#### EXERCISE AIM
Repeat every line exactly, keeping the pictures out of the copy.

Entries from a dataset
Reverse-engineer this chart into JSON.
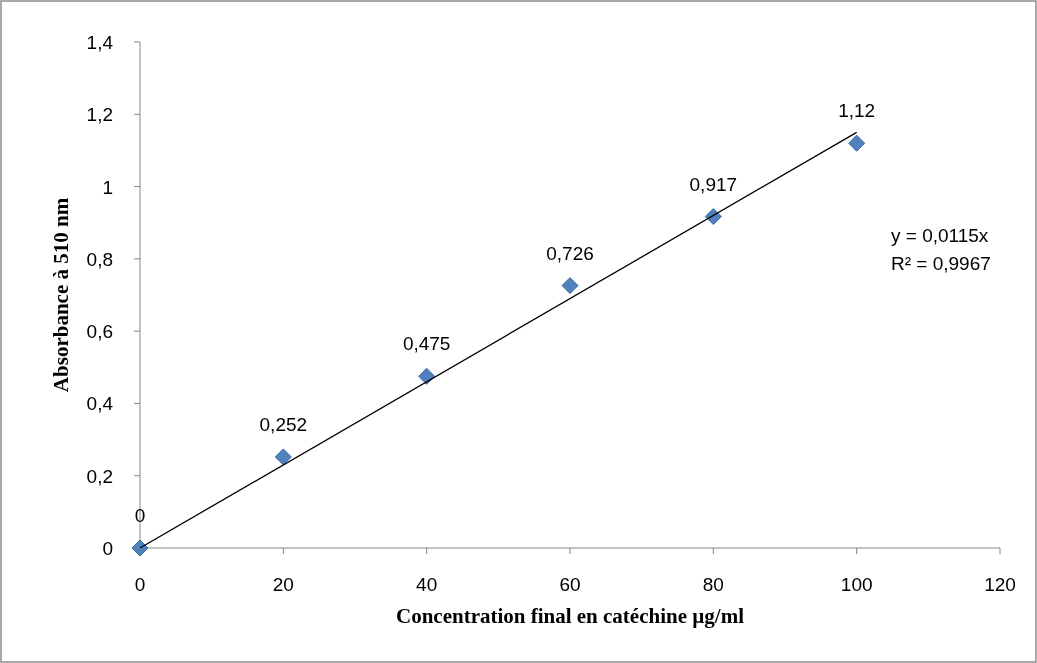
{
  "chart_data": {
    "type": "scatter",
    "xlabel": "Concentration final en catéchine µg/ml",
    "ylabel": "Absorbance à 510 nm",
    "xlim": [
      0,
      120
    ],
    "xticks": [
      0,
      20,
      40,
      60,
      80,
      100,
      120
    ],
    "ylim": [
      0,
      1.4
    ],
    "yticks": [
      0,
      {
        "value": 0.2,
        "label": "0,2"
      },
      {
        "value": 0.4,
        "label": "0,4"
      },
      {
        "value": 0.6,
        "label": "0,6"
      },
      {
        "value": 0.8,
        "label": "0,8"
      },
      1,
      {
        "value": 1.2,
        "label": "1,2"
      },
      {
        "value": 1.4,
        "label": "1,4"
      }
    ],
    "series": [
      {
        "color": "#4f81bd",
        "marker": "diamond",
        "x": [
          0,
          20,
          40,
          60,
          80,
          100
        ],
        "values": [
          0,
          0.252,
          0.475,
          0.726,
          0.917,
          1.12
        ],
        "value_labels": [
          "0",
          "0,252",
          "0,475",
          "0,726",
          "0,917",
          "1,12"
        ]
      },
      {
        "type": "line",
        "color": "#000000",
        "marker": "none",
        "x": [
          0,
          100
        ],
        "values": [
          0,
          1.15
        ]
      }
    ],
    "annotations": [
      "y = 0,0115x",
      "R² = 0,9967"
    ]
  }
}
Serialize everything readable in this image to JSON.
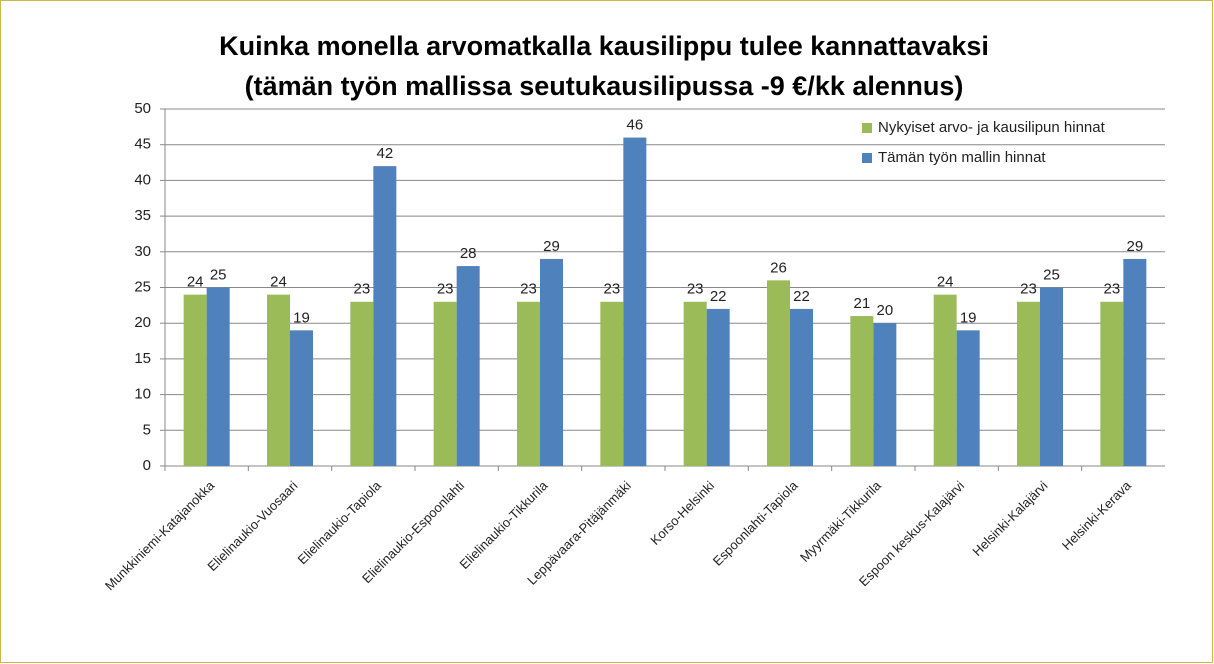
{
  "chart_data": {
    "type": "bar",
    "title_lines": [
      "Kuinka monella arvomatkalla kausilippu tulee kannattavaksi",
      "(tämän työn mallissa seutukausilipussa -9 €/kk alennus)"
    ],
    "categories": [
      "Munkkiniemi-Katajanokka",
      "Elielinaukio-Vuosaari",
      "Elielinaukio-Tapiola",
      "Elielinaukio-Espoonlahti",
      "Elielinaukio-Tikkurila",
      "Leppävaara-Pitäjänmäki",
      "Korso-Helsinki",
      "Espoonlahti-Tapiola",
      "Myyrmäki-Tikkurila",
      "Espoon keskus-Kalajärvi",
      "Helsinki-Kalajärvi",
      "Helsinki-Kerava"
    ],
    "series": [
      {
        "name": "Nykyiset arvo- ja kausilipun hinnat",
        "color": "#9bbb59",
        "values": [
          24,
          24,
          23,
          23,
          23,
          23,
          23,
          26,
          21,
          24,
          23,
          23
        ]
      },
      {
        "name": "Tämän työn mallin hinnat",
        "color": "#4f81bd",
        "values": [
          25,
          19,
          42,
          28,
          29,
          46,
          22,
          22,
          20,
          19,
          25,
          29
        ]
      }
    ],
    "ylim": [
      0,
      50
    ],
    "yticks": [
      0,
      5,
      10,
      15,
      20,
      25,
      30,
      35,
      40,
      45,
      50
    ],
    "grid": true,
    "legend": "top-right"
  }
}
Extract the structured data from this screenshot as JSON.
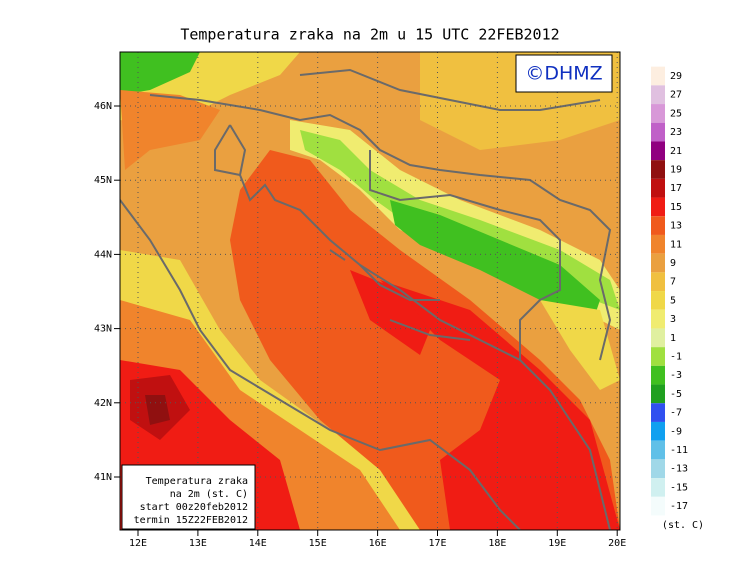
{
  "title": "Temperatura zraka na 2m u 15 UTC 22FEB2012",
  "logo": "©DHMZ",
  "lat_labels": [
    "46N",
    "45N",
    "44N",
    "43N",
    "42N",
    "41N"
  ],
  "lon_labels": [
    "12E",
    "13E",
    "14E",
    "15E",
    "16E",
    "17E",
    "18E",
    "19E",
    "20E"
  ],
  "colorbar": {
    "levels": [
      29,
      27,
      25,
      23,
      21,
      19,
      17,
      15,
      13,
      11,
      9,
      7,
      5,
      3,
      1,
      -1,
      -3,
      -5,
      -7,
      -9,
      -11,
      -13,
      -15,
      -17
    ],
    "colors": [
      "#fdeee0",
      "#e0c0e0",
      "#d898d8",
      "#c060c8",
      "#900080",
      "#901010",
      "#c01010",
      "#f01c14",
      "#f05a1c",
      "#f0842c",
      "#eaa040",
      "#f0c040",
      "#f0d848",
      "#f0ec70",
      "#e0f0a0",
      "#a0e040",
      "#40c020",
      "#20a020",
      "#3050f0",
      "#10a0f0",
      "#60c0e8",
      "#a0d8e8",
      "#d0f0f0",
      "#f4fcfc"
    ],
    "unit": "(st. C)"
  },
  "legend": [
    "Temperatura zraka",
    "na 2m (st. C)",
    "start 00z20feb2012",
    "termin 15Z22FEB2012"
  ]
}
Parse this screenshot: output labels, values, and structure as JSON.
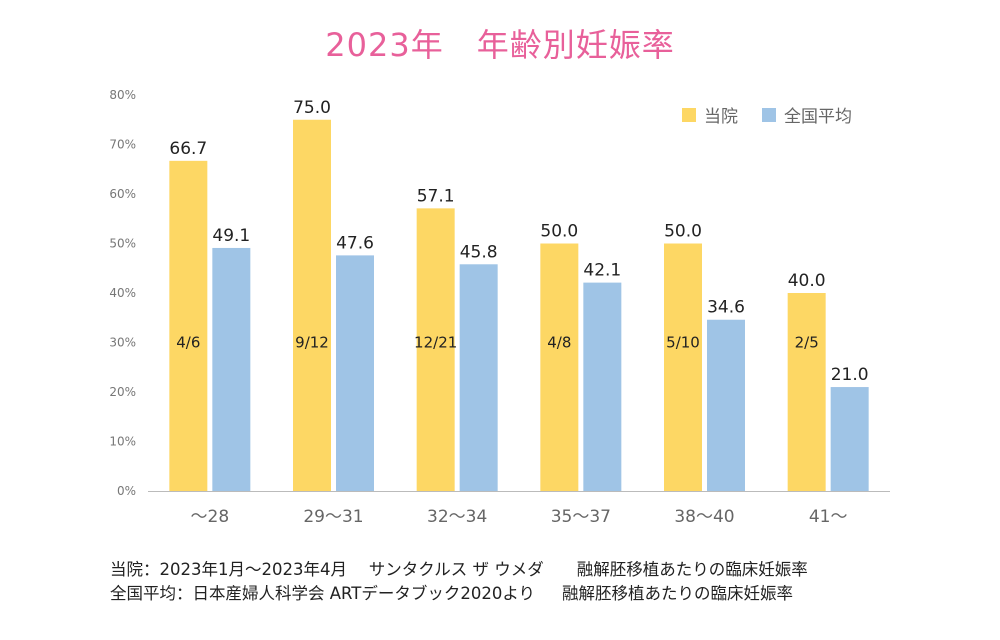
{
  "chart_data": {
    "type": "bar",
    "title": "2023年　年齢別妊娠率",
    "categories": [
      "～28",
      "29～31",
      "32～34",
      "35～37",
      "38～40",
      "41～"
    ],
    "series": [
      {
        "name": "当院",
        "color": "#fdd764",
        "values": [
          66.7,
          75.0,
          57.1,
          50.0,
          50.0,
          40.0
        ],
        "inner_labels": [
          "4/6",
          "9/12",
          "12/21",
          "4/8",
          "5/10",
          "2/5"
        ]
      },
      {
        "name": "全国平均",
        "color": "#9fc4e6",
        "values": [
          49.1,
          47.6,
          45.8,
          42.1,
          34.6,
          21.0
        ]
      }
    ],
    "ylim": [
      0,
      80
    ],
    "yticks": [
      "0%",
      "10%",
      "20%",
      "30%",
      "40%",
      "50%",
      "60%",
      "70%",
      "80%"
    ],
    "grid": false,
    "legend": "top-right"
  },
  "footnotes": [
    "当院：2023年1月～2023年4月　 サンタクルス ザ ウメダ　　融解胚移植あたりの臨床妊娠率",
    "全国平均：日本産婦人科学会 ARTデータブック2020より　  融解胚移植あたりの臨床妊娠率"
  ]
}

#### EXERCISE RESPONSE
Reverse-engineer this chart into JSON.
{
  "chart_data": {
    "type": "scatter",
    "xlabel": "Concentration final en catéchine µg/ml",
    "ylabel": "Absorbance à 510 nm",
    "xlim": [
      0,
      120
    ],
    "xticks": [
      0,
      20,
      40,
      60,
      80,
      100,
      120
    ],
    "ylim": [
      0,
      1.4
    ],
    "yticks": [
      0,
      {
        "value": 0.2,
        "label": "0,2"
      },
      {
        "value": 0.4,
        "label": "0,4"
      },
      {
        "value": 0.6,
        "label": "0,6"
      },
      {
        "value": 0.8,
        "label": "0,8"
      },
      1,
      {
        "value": 1.2,
        "label": "1,2"
      },
      {
        "value": 1.4,
        "label": "1,4"
      }
    ],
    "series": [
      {
        "color": "#4f81bd",
        "marker": "diamond",
        "x": [
          0,
          20,
          40,
          60,
          80,
          100
        ],
        "values": [
          0,
          0.252,
          0.475,
          0.726,
          0.917,
          1.12
        ],
        "value_labels": [
          "0",
          "0,252",
          "0,475",
          "0,726",
          "0,917",
          "1,12"
        ]
      },
      {
        "type": "line",
        "color": "#000000",
        "marker": "none",
        "x": [
          0,
          100
        ],
        "values": [
          0,
          1.15
        ]
      }
    ],
    "annotations": [
      "y = 0,0115x",
      "R² = 0,9967"
    ]
  }
}
Serialize everything readable in this image to JSON.
{
  "chart_data": {
    "type": "bar",
    "title_lines": [
      "Kuinka monella arvomatkalla kausilippu tulee kannattavaksi",
      "(tämän työn mallissa seutukausilipussa -9 €/kk alennus)"
    ],
    "categories": [
      "Munkkiniemi-Katajanokka",
      "Elielinaukio-Vuosaari",
      "Elielinaukio-Tapiola",
      "Elielinaukio-Espoonlahti",
      "Elielinaukio-Tikkurila",
      "Leppävaara-Pitäjänmäki",
      "Korso-Helsinki",
      "Espoonlahti-Tapiola",
      "Myyrmäki-Tikkurila",
      "Espoon keskus-Kalajärvi",
      "Helsinki-Kalajärvi",
      "Helsinki-Kerava"
    ],
    "series": [
      {
        "name": "Nykyiset arvo- ja kausilipun hinnat",
        "color": "#9bbb59",
        "values": [
          24,
          24,
          23,
          23,
          23,
          23,
          23,
          26,
          21,
          24,
          23,
          23
        ]
      },
      {
        "name": "Tämän työn mallin hinnat",
        "color": "#4f81bd",
        "values": [
          25,
          19,
          42,
          28,
          29,
          46,
          22,
          22,
          20,
          19,
          25,
          29
        ]
      }
    ],
    "ylim": [
      0,
      50
    ],
    "yticks": [
      0,
      5,
      10,
      15,
      20,
      25,
      30,
      35,
      40,
      45,
      50
    ],
    "grid": true,
    "legend": "top-right"
  }
}
Extract the structured data from this screenshot as JSON.
{
  "title": "Temperatura zraka na 2m u 15 UTC 22FEB2012",
  "logo": "©DHMZ",
  "lat_labels": [
    "46N",
    "45N",
    "44N",
    "43N",
    "42N",
    "41N"
  ],
  "lon_labels": [
    "12E",
    "13E",
    "14E",
    "15E",
    "16E",
    "17E",
    "18E",
    "19E",
    "20E"
  ],
  "colorbar": {
    "levels": [
      29,
      27,
      25,
      23,
      21,
      19,
      17,
      15,
      13,
      11,
      9,
      7,
      5,
      3,
      1,
      -1,
      -3,
      -5,
      -7,
      -9,
      -11,
      -13,
      -15,
      -17
    ],
    "colors": [
      "#fdeee0",
      "#e0c0e0",
      "#d898d8",
      "#c060c8",
      "#900080",
      "#901010",
      "#c01010",
      "#f01c14",
      "#f05a1c",
      "#f0842c",
      "#eaa040",
      "#f0c040",
      "#f0d848",
      "#f0ec70",
      "#e0f0a0",
      "#a0e040",
      "#40c020",
      "#20a020",
      "#3050f0",
      "#10a0f0",
      "#60c0e8",
      "#a0d8e8",
      "#d0f0f0",
      "#f4fcfc"
    ],
    "unit": "(st. C)"
  },
  "legend": [
    "Temperatura zraka",
    "na 2m (st. C)",
    "start 00z20feb2012",
    "termin 15Z22FEB2012"
  ]
}
Parse this screenshot: output labels, values, and structure as JSON.
{
  "chart_data": {
    "type": "bar",
    "title": "2023年　年齢別妊娠率",
    "categories": [
      "～28",
      "29～31",
      "32～34",
      "35～37",
      "38～40",
      "41～"
    ],
    "series": [
      {
        "name": "当院",
        "color": "#fdd764",
        "values": [
          66.7,
          75.0,
          57.1,
          50.0,
          50.0,
          40.0
        ],
        "inner_labels": [
          "4/6",
          "9/12",
          "12/21",
          "4/8",
          "5/10",
          "2/5"
        ]
      },
      {
        "name": "全国平均",
        "color": "#9fc4e6",
        "values": [
          49.1,
          47.6,
          45.8,
          42.1,
          34.6,
          21.0
        ]
      }
    ],
    "ylim": [
      0,
      80
    ],
    "yticks": [
      "0%",
      "10%",
      "20%",
      "30%",
      "40%",
      "50%",
      "60%",
      "70%",
      "80%"
    ],
    "grid": false,
    "legend": "top-right"
  },
  "footnotes": [
    "当院：2023年1月～2023年4月　 サンタクルス ザ ウメダ　　融解胚移植あたりの臨床妊娠率",
    "全国平均：日本産婦人科学会 ARTデータブック2020より　  融解胚移植あたりの臨床妊娠率"
  ]
}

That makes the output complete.